Aim of the task.
Every line from the line containing "Transcribe the text in this document." through the final line below is to be repeated exactly; no other line is.

Exercise data.
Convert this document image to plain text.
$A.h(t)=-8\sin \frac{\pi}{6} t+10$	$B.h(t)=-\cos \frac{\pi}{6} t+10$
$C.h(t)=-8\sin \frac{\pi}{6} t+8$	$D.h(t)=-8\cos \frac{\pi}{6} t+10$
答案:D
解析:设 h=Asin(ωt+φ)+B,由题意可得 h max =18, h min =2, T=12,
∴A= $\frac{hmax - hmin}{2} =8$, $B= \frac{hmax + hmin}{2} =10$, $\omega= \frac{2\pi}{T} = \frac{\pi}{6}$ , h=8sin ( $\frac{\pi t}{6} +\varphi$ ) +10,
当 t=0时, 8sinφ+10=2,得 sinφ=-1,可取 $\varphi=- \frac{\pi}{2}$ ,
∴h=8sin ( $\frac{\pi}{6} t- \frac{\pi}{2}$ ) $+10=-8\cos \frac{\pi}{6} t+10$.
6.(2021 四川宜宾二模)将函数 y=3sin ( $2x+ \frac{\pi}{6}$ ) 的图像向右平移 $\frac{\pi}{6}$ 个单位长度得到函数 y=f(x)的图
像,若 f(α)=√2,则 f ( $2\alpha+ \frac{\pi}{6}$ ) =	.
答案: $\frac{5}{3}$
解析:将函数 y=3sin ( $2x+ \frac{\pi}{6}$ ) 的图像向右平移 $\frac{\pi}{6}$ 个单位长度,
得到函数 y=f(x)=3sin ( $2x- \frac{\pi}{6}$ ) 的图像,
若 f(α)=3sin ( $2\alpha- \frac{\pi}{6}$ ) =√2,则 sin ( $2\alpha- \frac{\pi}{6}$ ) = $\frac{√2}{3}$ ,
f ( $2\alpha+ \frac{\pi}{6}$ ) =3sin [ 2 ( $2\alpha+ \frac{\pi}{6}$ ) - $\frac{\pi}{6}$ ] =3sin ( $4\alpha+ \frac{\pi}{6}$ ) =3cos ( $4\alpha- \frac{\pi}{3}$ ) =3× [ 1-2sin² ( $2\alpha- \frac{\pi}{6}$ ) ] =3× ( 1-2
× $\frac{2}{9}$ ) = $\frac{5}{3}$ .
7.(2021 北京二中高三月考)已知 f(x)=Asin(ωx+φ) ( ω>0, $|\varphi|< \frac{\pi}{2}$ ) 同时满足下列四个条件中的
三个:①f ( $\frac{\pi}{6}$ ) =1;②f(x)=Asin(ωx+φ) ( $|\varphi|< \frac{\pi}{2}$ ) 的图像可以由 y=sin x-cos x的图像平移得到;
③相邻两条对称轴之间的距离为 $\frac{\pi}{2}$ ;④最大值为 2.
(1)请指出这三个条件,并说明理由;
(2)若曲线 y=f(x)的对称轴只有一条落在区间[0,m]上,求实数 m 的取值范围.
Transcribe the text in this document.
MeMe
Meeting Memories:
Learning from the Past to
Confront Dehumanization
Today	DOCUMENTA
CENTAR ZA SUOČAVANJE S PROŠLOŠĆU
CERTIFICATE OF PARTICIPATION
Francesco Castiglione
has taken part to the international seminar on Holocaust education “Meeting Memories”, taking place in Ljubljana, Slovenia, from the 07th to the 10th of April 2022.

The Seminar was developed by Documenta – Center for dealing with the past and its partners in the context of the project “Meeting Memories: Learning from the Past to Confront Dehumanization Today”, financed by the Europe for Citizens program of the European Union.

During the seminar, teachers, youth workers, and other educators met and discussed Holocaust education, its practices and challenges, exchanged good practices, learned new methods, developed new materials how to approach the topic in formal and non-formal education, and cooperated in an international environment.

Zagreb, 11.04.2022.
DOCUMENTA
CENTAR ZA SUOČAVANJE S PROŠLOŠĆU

Full output.
Transcribe the text in this document.
MeMe
Meeting Memories:
Learning from the Past to
Confront Dehumanization
Today	DOCUMENTA
CENTAR ZA SUOČAVANJE S PROŠLOŠĆU
CERTIFICATE OF PARTICIPATION
Francesco Castiglione
has taken part to the international seminar on Holocaust education “Meeting Memories”, taking place in Ljubljana, Slovenia, from the 07th to the 10th of April 2022.

The Seminar was developed by Documenta – Center for dealing with the past and its partners in the context of the project “Meeting Memories: Learning from the Past to Confront Dehumanization Today”, financed by the Europe for Citizens program of the European Union.

During the seminar, teachers, youth workers, and other educators met and discussed Holocaust education, its practices and challenges, exchanged good practices, learned new methods, developed new materials how to approach the topic in formal and non-formal education, and cooperated in an international environment.

Zagreb, 11.04.2022.
DOCUMENTA
CENTAR ZA SUOČAVANJE S PROŠLOŠĆU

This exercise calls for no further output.